Exercise instructions: Copy out exactly the lines from the one containing "What data populates" through the end of the records, and no pictures.

Extracted material:

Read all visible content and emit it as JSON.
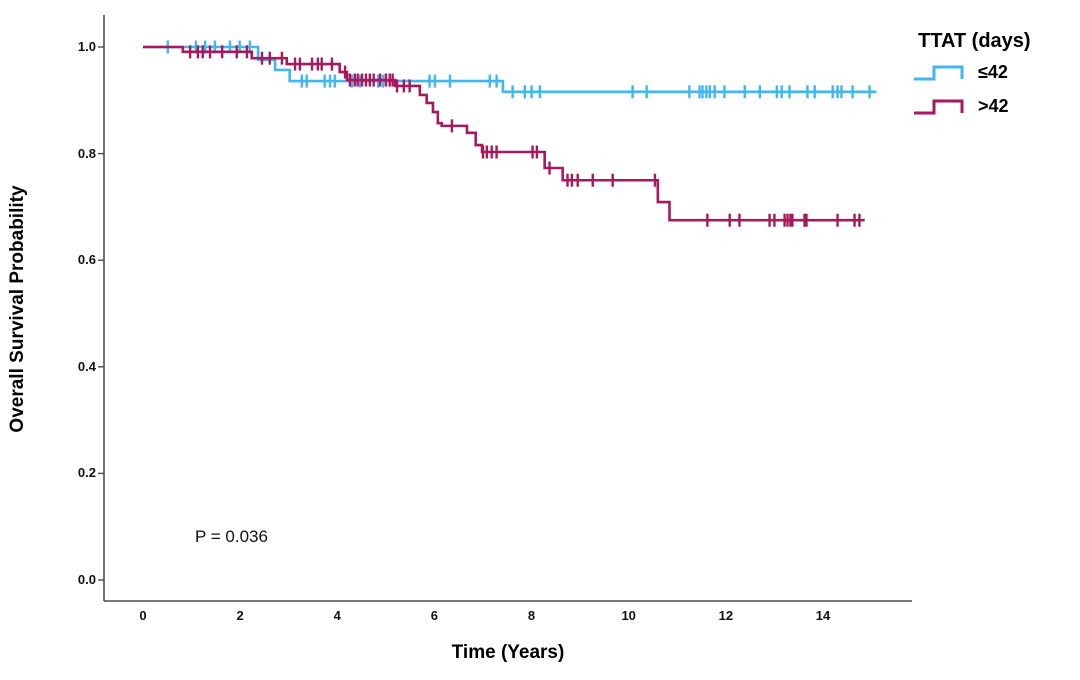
{
  "chart_data": {
    "type": "line",
    "subtype": "kaplan-meier-step",
    "title": "",
    "xlabel": "Time (Years)",
    "ylabel": "Overall Survival Probability",
    "xlim": [
      -0.8,
      15.85
    ],
    "ylim": [
      -0.04,
      1.06
    ],
    "grid": false,
    "legend_position": "top-right",
    "x_ticks": [
      {
        "value": 0,
        "label": "0"
      },
      {
        "value": 2,
        "label": "2"
      },
      {
        "value": 4,
        "label": "4"
      },
      {
        "value": 6,
        "label": "6"
      },
      {
        "value": 8,
        "label": "8"
      },
      {
        "value": 10,
        "label": "10"
      },
      {
        "value": 12,
        "label": "12"
      },
      {
        "value": 14,
        "label": "14"
      }
    ],
    "y_ticks": [
      {
        "value": 0.0,
        "label": "0.0"
      },
      {
        "value": 0.2,
        "label": "0.2"
      },
      {
        "value": 0.4,
        "label": "0.4"
      },
      {
        "value": 0.6,
        "label": "0.6"
      },
      {
        "value": 0.8,
        "label": "0.8"
      },
      {
        "value": 1.0,
        "label": "1.0"
      }
    ],
    "series": [
      {
        "name": "≤42",
        "color": "#41B6F1",
        "end_time": 15.1,
        "steps": [
          [
            0,
            1.0
          ],
          [
            2.37,
            0.976
          ],
          [
            2.72,
            0.957
          ],
          [
            3.02,
            0.936
          ],
          [
            7.41,
            0.916
          ]
        ],
        "censors": [
          [
            0.51,
            1.0
          ],
          [
            1.09,
            1.0
          ],
          [
            1.28,
            1.0
          ],
          [
            1.48,
            1.0
          ],
          [
            1.79,
            1.0
          ],
          [
            1.99,
            1.0
          ],
          [
            2.2,
            1.0
          ],
          [
            3.27,
            0.936
          ],
          [
            3.37,
            0.936
          ],
          [
            3.74,
            0.936
          ],
          [
            3.85,
            0.936
          ],
          [
            3.95,
            0.936
          ],
          [
            4.3,
            0.936
          ],
          [
            4.47,
            0.936
          ],
          [
            4.84,
            0.936
          ],
          [
            4.94,
            0.936
          ],
          [
            5.9,
            0.936
          ],
          [
            6.01,
            0.936
          ],
          [
            6.32,
            0.936
          ],
          [
            7.14,
            0.936
          ],
          [
            7.28,
            0.936
          ],
          [
            7.61,
            0.916
          ],
          [
            7.86,
            0.916
          ],
          [
            8.0,
            0.916
          ],
          [
            8.17,
            0.916
          ],
          [
            10.08,
            0.916
          ],
          [
            10.37,
            0.916
          ],
          [
            11.25,
            0.916
          ],
          [
            11.46,
            0.916
          ],
          [
            11.52,
            0.916
          ],
          [
            11.6,
            0.916
          ],
          [
            11.67,
            0.916
          ],
          [
            11.77,
            0.916
          ],
          [
            11.97,
            0.916
          ],
          [
            12.39,
            0.916
          ],
          [
            12.7,
            0.916
          ],
          [
            13.05,
            0.916
          ],
          [
            13.15,
            0.916
          ],
          [
            13.31,
            0.916
          ],
          [
            13.68,
            0.916
          ],
          [
            13.83,
            0.916
          ],
          [
            14.2,
            0.916
          ],
          [
            14.3,
            0.916
          ],
          [
            14.38,
            0.916
          ],
          [
            14.61,
            0.916
          ],
          [
            14.96,
            0.916
          ]
        ]
      },
      {
        "name": ">42",
        "color": "#A6195C",
        "end_time": 14.86,
        "steps": [
          [
            0,
            1.0
          ],
          [
            0.82,
            0.991
          ],
          [
            2.24,
            0.979
          ],
          [
            2.96,
            0.968
          ],
          [
            4.05,
            0.953
          ],
          [
            4.2,
            0.938
          ],
          [
            5.19,
            0.927
          ],
          [
            5.7,
            0.91
          ],
          [
            5.84,
            0.895
          ],
          [
            5.97,
            0.878
          ],
          [
            6.07,
            0.857
          ],
          [
            6.15,
            0.852
          ],
          [
            6.67,
            0.839
          ],
          [
            6.85,
            0.816
          ],
          [
            6.98,
            0.803
          ],
          [
            8.27,
            0.773
          ],
          [
            8.64,
            0.75
          ],
          [
            10.6,
            0.709
          ],
          [
            10.84,
            0.675
          ]
        ],
        "censors": [
          [
            0.97,
            0.991
          ],
          [
            1.13,
            0.991
          ],
          [
            1.23,
            0.991
          ],
          [
            1.38,
            0.991
          ],
          [
            1.63,
            0.991
          ],
          [
            1.93,
            0.991
          ],
          [
            2.14,
            0.991
          ],
          [
            2.45,
            0.979
          ],
          [
            2.61,
            0.979
          ],
          [
            2.86,
            0.979
          ],
          [
            3.13,
            0.968
          ],
          [
            3.23,
            0.968
          ],
          [
            3.48,
            0.968
          ],
          [
            3.6,
            0.968
          ],
          [
            3.68,
            0.968
          ],
          [
            3.89,
            0.968
          ],
          [
            4.16,
            0.953
          ],
          [
            4.26,
            0.938
          ],
          [
            4.36,
            0.938
          ],
          [
            4.42,
            0.938
          ],
          [
            4.51,
            0.938
          ],
          [
            4.59,
            0.938
          ],
          [
            4.67,
            0.938
          ],
          [
            4.75,
            0.938
          ],
          [
            4.88,
            0.938
          ],
          [
            5.0,
            0.938
          ],
          [
            5.08,
            0.938
          ],
          [
            5.14,
            0.938
          ],
          [
            5.23,
            0.927
          ],
          [
            5.37,
            0.927
          ],
          [
            5.49,
            0.927
          ],
          [
            6.36,
            0.852
          ],
          [
            7.0,
            0.803
          ],
          [
            7.08,
            0.803
          ],
          [
            7.18,
            0.803
          ],
          [
            7.28,
            0.803
          ],
          [
            8.02,
            0.803
          ],
          [
            8.11,
            0.803
          ],
          [
            8.37,
            0.773
          ],
          [
            8.74,
            0.75
          ],
          [
            8.83,
            0.75
          ],
          [
            8.95,
            0.75
          ],
          [
            9.26,
            0.75
          ],
          [
            9.67,
            0.75
          ],
          [
            10.54,
            0.75
          ],
          [
            11.62,
            0.675
          ],
          [
            12.08,
            0.675
          ],
          [
            12.28,
            0.675
          ],
          [
            12.9,
            0.675
          ],
          [
            13.0,
            0.675
          ],
          [
            13.21,
            0.675
          ],
          [
            13.27,
            0.675
          ],
          [
            13.33,
            0.675
          ],
          [
            13.37,
            0.675
          ],
          [
            13.62,
            0.675
          ],
          [
            13.66,
            0.675
          ],
          [
            14.3,
            0.675
          ],
          [
            14.65,
            0.675
          ],
          [
            14.75,
            0.675
          ]
        ]
      }
    ],
    "annotations": [
      {
        "text": "P = 0.036",
        "x": 1.1,
        "y": 0.08
      }
    ]
  },
  "legend": {
    "title": "TTAT (days)",
    "entries": [
      {
        "label": "≤42",
        "color": "#41B6F1"
      },
      {
        "label": ">42",
        "color": "#A6195C"
      }
    ]
  },
  "labels": {
    "x_axis": "Time (Years)",
    "y_axis": "Overall Survival Probability",
    "p_value": "P = 0.036"
  },
  "colors": {
    "group_le42": "#41B6F1",
    "group_gt42": "#A6195C",
    "axis": "#4d4d4d",
    "text": "#000000",
    "background": "#ffffff"
  }
}
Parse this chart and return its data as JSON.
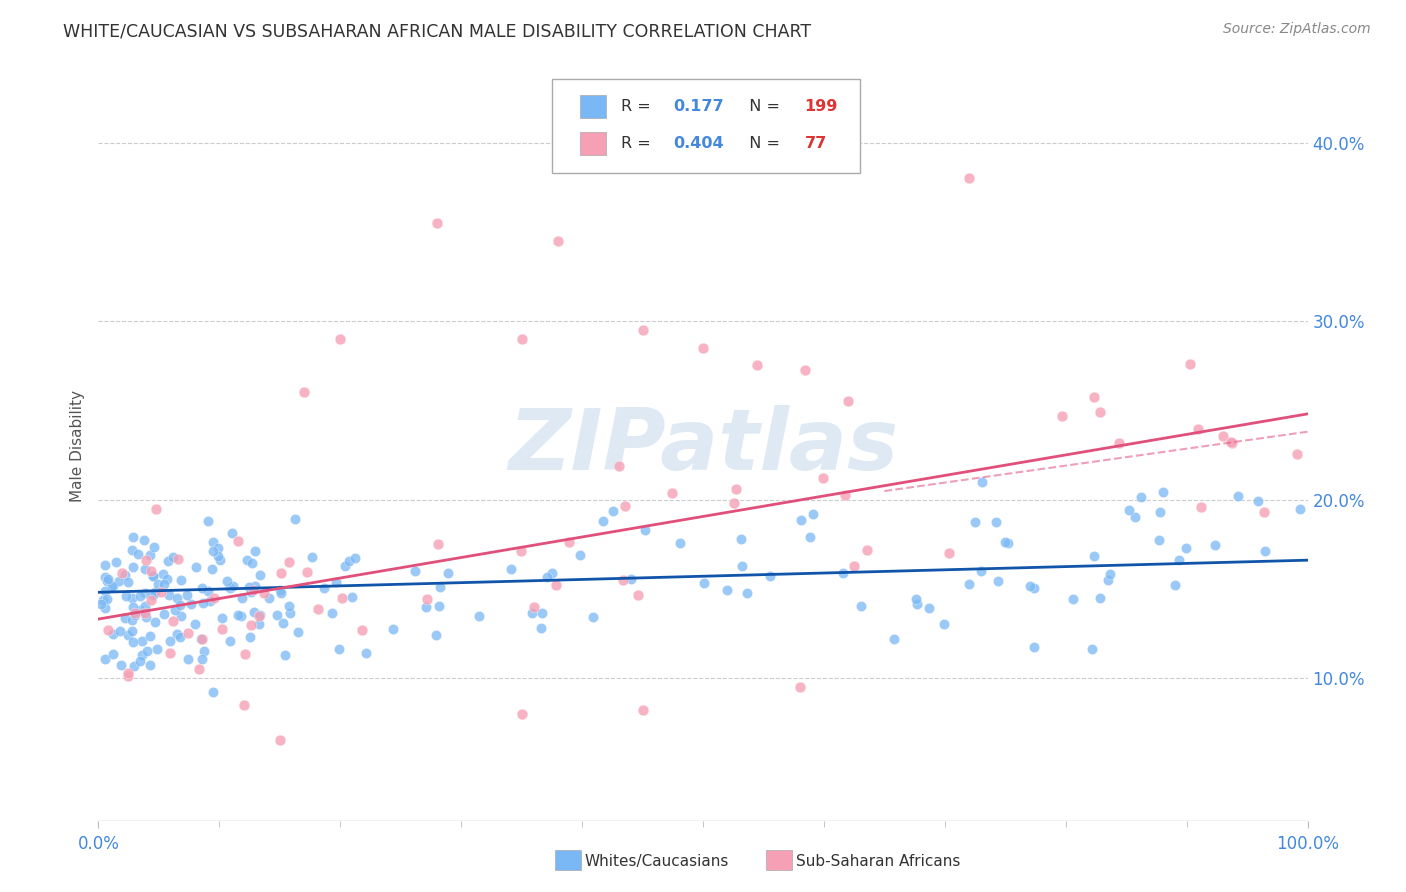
{
  "title": "WHITE/CAUCASIAN VS SUBSAHARAN AFRICAN MALE DISABILITY CORRELATION CHART",
  "source": "Source: ZipAtlas.com",
  "ylabel": "Male Disability",
  "xlim": [
    0.0,
    1.0
  ],
  "ylim": [
    0.02,
    0.44
  ],
  "ytick_values": [
    0.1,
    0.2,
    0.3,
    0.4
  ],
  "ytick_labels": [
    "10.0%",
    "20.0%",
    "30.0%",
    "40.0%"
  ],
  "white_color": "#7ab8f5",
  "african_color": "#f5a0b5",
  "white_line_color": "#1155aa",
  "african_line_color": "#e0507a",
  "white_R": 0.177,
  "white_N": 199,
  "african_R": 0.404,
  "african_N": 77,
  "watermark_text": "ZIPatlas",
  "legend_label_white": "Whites/Caucasians",
  "legend_label_african": "Sub-Saharan Africans",
  "R_color": "#4488dd",
  "N_color": "#dd3333",
  "grid_color": "#cccccc",
  "title_color": "#333333",
  "source_color": "#888888",
  "tick_label_color": "#4488dd"
}
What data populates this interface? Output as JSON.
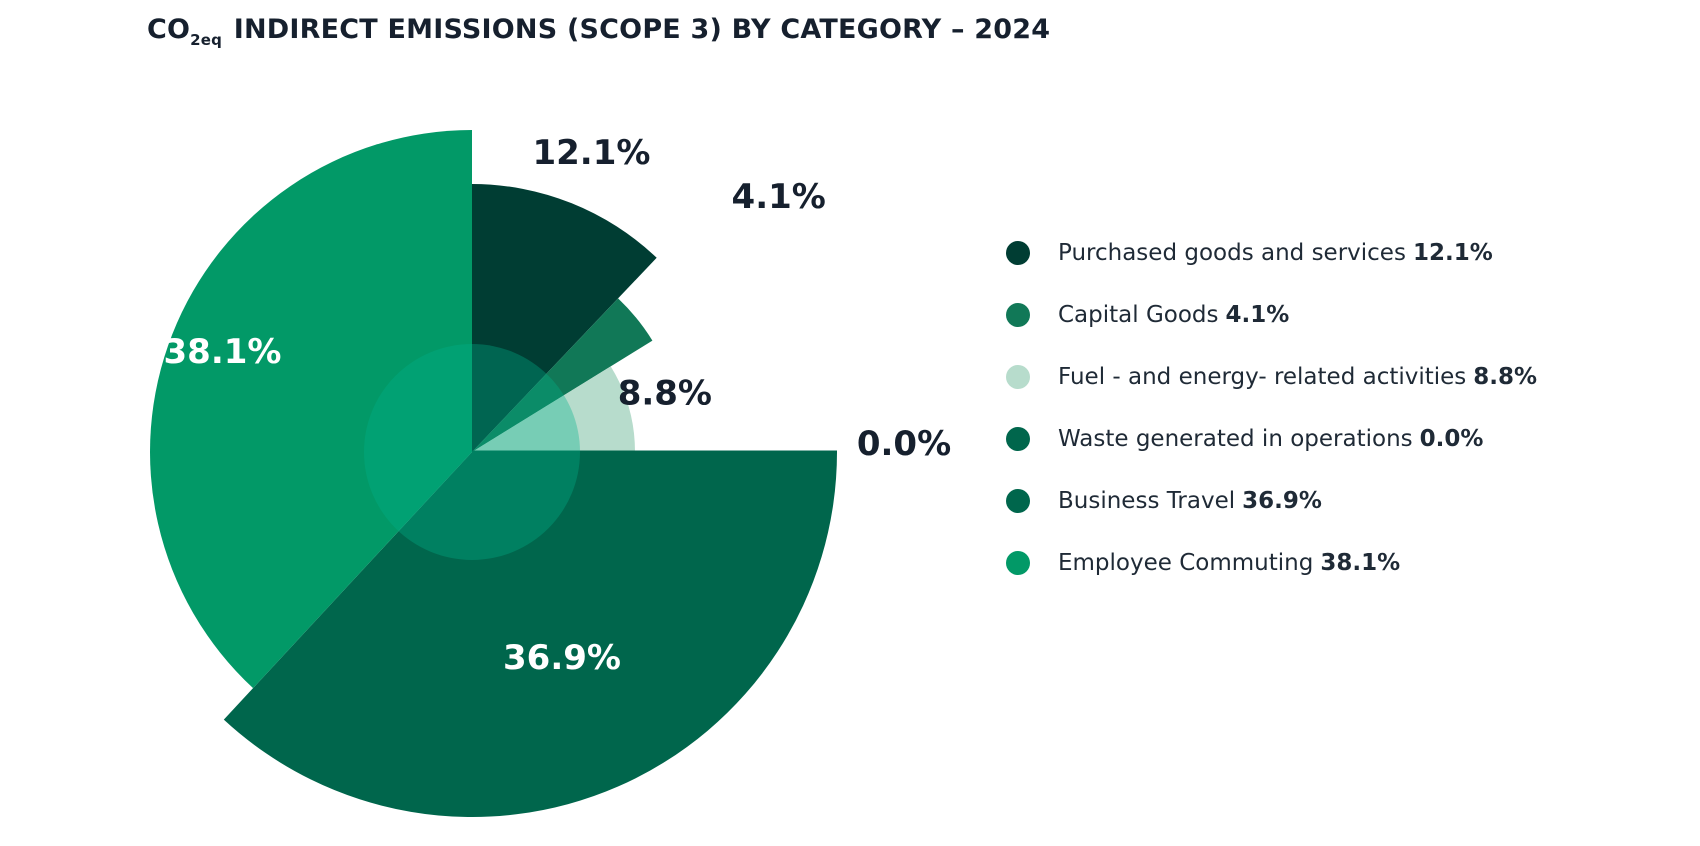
{
  "title": {
    "prefix": "CO",
    "subscript": "2eq",
    "text": " INDIRECT EMISSIONS (SCOPE 3) BY CATEGORY – 2024"
  },
  "chart_data": {
    "type": "pie",
    "title": "CO2eq INDIRECT EMISSIONS (SCOPE 3) BY CATEGORY – 2024",
    "legend_position": "right",
    "slices": [
      {
        "label": "Purchased goods and services",
        "value": 12.1,
        "display": "12.1%",
        "color": "#003d33"
      },
      {
        "label": "Capital Goods",
        "value": 4.1,
        "display": "4.1%",
        "color": "#117857"
      },
      {
        "label": "Fuel - and energy- related activities",
        "value": 8.8,
        "display": "8.8%",
        "color": "#b7dccc"
      },
      {
        "label": "Waste generated in operations",
        "value": 0.0,
        "display": "0.0%",
        "color": "#00664c"
      },
      {
        "label": "Business Travel",
        "value": 36.9,
        "display": "36.9%",
        "color": "#00664c"
      },
      {
        "label": "Employee Commuting",
        "value": 38.1,
        "display": "38.1%",
        "color": "#029967"
      }
    ],
    "center_circle_color": "#00b28a"
  }
}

Reply to the task:
What data populates this interface? Output as JSON.
{
  "title": {
    "prefix": "CO",
    "subscript": "2eq",
    "text": " INDIRECT EMISSIONS (SCOPE 3) BY CATEGORY – 2024"
  },
  "chart_data": {
    "type": "pie",
    "title": "CO2eq INDIRECT EMISSIONS (SCOPE 3) BY CATEGORY – 2024",
    "legend_position": "right",
    "slices": [
      {
        "label": "Purchased goods and services",
        "value": 12.1,
        "display": "12.1%",
        "color": "#003d33"
      },
      {
        "label": "Capital Goods",
        "value": 4.1,
        "display": "4.1%",
        "color": "#117857"
      },
      {
        "label": "Fuel - and energy- related activities",
        "value": 8.8,
        "display": "8.8%",
        "color": "#b7dccc"
      },
      {
        "label": "Waste generated in operations",
        "value": 0.0,
        "display": "0.0%",
        "color": "#00664c"
      },
      {
        "label": "Business Travel",
        "value": 36.9,
        "display": "36.9%",
        "color": "#00664c"
      },
      {
        "label": "Employee Commuting",
        "value": 38.1,
        "display": "38.1%",
        "color": "#029967"
      }
    ],
    "center_circle_color": "#00b28a"
  }
}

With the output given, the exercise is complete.